(Saved entries)
# # # # # # #
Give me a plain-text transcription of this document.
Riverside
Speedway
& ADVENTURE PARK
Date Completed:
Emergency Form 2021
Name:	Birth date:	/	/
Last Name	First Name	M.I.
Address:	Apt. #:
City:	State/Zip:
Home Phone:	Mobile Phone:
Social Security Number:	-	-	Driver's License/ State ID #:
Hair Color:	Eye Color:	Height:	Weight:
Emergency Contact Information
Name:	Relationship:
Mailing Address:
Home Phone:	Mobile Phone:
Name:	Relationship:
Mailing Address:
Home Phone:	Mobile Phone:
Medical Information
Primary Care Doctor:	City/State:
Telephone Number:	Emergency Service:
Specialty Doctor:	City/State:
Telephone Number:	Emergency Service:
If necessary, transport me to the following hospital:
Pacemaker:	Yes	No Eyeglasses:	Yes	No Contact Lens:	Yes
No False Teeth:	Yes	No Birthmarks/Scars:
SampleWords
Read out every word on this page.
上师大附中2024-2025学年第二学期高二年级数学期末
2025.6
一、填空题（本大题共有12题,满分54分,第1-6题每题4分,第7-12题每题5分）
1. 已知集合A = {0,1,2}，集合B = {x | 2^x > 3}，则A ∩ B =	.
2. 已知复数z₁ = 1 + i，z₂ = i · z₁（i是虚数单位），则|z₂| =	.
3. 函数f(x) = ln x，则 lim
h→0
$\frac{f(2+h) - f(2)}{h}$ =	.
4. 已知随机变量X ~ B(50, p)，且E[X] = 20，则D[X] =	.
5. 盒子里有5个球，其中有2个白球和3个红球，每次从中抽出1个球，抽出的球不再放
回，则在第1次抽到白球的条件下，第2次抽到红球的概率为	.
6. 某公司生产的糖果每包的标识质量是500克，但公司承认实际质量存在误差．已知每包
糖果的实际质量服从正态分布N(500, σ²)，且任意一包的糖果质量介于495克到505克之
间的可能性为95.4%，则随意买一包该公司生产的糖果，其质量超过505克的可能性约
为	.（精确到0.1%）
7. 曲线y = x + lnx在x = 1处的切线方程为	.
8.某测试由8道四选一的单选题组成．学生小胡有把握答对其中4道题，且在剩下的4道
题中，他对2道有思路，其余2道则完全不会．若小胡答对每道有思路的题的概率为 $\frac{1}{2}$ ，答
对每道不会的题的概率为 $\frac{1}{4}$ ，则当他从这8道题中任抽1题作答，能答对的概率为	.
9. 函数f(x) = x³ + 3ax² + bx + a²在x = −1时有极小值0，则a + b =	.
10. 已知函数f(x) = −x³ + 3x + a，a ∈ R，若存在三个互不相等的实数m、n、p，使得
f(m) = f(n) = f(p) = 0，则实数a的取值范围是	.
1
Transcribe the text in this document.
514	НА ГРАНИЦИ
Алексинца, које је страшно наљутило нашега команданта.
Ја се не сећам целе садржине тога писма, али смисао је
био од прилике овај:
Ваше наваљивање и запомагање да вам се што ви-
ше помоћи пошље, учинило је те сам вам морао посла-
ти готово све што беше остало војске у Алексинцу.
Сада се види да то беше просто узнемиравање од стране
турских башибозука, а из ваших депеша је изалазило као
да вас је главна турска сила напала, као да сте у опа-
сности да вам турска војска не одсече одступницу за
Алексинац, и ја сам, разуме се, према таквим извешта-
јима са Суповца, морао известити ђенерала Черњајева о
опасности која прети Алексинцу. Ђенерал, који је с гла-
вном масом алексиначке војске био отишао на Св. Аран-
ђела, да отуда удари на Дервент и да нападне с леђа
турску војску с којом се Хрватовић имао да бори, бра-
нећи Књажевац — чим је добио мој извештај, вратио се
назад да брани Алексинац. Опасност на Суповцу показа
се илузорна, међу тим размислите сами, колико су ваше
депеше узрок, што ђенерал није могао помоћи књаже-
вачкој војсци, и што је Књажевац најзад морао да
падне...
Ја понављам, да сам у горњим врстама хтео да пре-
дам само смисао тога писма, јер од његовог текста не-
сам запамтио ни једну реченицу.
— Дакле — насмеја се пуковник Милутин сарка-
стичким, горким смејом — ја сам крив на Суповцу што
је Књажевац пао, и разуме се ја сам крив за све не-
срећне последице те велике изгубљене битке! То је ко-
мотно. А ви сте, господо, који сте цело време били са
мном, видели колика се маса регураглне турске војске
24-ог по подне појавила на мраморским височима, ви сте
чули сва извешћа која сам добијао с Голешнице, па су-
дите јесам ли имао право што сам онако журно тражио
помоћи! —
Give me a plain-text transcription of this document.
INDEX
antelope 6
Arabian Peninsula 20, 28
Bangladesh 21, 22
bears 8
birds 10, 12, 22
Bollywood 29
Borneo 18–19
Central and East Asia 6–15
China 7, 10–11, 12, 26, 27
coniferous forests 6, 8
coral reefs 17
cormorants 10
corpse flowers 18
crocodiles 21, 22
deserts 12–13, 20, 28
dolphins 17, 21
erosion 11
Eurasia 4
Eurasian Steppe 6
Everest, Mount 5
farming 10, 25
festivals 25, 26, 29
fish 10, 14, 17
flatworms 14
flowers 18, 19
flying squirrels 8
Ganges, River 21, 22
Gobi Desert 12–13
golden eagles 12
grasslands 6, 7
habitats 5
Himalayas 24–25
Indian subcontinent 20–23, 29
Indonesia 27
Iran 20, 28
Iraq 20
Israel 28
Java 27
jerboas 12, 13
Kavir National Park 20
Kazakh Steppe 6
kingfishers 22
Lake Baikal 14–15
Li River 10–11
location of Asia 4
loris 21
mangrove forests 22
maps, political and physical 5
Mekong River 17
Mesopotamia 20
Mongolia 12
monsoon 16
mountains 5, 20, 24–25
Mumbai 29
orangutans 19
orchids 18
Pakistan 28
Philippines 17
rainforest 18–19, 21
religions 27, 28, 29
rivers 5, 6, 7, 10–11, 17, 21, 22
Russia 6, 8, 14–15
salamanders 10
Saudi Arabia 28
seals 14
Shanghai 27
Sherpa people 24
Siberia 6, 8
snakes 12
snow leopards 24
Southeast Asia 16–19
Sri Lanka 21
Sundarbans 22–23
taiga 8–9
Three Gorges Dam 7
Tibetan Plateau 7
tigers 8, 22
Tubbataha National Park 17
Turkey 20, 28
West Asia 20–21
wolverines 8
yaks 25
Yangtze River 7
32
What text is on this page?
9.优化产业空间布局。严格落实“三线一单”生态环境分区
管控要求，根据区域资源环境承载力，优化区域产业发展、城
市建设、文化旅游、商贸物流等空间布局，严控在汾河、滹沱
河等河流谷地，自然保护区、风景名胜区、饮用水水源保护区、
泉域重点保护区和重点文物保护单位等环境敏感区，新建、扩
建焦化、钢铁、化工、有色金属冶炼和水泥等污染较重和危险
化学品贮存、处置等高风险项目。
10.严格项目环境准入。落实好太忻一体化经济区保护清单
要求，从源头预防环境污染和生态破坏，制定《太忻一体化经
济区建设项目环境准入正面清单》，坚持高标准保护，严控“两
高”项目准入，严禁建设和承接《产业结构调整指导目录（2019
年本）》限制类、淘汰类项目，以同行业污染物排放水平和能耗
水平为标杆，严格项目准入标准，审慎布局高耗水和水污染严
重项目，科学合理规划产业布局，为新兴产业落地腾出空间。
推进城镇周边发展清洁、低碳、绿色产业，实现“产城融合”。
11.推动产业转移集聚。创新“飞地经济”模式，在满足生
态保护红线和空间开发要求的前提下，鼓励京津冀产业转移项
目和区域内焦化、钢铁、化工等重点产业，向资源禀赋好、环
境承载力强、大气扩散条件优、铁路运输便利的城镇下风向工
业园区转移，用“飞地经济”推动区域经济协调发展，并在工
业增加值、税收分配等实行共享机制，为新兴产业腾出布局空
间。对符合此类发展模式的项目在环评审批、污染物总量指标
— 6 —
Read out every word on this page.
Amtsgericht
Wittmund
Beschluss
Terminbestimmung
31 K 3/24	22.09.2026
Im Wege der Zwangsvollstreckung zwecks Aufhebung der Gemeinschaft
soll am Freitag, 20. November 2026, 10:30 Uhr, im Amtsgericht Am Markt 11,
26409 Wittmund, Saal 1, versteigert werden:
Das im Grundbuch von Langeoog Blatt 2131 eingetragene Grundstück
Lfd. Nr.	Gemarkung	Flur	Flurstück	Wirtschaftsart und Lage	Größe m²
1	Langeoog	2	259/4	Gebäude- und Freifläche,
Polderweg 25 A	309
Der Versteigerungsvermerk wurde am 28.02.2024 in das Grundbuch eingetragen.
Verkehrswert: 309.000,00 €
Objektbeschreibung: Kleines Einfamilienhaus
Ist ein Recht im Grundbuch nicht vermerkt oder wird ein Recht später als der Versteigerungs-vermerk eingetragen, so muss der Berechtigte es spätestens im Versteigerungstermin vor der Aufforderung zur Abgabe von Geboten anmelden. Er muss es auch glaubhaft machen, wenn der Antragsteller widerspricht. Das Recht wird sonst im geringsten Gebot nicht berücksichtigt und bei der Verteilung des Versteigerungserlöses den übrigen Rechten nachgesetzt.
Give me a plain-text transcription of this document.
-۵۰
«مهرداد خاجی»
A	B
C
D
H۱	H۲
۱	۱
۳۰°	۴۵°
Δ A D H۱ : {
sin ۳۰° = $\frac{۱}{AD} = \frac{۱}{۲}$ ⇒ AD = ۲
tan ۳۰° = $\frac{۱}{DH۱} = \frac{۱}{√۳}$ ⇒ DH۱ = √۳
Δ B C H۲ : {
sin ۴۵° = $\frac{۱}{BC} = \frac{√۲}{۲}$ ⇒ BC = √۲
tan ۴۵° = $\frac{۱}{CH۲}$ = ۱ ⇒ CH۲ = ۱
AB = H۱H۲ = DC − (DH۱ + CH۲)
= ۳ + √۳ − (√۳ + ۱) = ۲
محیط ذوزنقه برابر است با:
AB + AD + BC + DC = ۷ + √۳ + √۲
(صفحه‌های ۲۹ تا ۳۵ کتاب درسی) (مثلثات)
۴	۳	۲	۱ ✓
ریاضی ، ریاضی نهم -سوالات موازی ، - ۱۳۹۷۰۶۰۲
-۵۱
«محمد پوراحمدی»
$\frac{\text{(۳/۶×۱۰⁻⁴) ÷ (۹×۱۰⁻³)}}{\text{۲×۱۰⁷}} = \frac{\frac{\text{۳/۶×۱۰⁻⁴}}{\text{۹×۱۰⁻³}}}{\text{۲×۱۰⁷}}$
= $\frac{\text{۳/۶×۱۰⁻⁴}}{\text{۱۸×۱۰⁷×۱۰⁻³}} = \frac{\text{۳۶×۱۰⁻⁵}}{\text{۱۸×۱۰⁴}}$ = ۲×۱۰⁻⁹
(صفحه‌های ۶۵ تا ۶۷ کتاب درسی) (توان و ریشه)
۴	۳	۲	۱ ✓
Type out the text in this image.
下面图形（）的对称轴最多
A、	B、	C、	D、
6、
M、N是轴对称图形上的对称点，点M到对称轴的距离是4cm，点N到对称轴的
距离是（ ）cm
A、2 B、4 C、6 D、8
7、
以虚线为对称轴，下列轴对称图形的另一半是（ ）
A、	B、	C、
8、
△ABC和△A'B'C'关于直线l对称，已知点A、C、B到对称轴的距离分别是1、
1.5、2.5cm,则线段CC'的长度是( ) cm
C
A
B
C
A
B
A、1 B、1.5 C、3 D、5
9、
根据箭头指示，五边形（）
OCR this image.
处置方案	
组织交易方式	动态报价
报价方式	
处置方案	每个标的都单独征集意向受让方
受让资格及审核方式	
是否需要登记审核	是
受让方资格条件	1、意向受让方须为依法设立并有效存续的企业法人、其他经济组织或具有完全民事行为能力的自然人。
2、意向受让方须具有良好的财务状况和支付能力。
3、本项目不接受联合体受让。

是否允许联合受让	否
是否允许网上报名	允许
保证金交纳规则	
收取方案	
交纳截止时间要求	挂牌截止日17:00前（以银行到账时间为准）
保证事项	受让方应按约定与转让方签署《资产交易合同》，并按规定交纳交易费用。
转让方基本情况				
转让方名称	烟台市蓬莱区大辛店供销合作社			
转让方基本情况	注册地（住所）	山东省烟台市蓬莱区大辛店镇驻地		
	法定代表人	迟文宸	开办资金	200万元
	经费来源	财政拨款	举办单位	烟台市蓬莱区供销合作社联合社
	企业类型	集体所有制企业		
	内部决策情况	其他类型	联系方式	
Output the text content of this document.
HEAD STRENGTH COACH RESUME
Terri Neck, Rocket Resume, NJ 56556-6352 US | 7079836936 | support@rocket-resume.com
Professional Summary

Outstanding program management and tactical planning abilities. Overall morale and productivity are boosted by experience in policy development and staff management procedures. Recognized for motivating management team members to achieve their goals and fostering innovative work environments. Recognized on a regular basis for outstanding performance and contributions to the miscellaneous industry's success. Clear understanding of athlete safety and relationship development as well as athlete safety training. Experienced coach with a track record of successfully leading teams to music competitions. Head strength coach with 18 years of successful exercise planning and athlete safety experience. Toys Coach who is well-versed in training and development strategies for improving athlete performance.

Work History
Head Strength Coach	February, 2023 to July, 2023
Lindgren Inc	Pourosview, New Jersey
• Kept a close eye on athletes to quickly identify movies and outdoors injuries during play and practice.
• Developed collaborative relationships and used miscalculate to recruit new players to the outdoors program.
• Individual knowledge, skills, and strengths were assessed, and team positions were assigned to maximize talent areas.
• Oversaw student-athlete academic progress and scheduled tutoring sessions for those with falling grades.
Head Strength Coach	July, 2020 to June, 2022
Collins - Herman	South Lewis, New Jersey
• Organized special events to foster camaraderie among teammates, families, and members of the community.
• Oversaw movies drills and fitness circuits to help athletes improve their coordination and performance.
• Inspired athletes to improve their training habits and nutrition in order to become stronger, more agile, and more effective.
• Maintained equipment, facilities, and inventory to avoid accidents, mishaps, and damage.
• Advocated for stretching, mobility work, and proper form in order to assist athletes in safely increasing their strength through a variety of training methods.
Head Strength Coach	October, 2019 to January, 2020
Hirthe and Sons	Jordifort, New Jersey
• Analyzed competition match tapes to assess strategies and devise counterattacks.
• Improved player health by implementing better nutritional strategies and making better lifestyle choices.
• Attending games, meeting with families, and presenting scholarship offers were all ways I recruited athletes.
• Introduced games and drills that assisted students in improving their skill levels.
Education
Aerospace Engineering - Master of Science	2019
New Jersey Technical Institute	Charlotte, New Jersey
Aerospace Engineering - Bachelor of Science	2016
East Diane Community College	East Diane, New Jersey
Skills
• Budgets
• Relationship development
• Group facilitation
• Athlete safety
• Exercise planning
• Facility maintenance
# # # # # # #
■ **GOAL**: Look through the entries above for the word "this". Copy every line where it shows up.

■ **WORKED SOLUTION**:
Give me a plain-text transcription of this document.
Read out every word on this page.
Transcribe the text in this document.
Give me a plain-text transcription of this document.
What text is on this page?
Read out every word on this page.
Give me a plain-text transcription of this document.
Type out the text in this image.
OCR this image.
Output the text content of this document.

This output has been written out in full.